## Records for the task
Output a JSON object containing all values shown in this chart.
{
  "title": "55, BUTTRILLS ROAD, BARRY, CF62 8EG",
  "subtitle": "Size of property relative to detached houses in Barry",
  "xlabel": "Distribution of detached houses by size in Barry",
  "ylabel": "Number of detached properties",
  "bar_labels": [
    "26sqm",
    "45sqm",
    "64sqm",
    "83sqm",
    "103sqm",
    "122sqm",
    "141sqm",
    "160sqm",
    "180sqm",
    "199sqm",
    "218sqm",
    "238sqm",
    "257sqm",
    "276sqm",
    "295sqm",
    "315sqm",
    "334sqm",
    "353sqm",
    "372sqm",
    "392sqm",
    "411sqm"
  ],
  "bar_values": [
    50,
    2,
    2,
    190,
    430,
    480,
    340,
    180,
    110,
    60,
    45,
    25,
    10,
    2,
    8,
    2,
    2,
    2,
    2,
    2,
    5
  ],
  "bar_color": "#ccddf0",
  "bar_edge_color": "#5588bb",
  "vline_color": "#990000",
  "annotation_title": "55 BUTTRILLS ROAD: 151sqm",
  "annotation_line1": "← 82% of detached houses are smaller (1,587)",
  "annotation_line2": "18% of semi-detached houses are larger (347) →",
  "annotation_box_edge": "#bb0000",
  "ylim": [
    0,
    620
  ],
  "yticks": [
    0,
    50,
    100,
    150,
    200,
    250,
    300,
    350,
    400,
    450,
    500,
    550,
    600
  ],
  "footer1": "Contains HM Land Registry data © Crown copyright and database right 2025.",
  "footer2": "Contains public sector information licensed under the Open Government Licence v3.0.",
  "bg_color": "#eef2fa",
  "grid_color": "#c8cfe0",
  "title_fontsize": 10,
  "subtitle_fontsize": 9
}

## What you have to do
Locate all lines that include the word "Contains" and copy them out.

## Task response
  "footer1": "Contains HM Land Registry data © Crown copyright and database right 2025.",
  "footer2": "Contains public sector information licensed under the Open Government Licence v3.0.",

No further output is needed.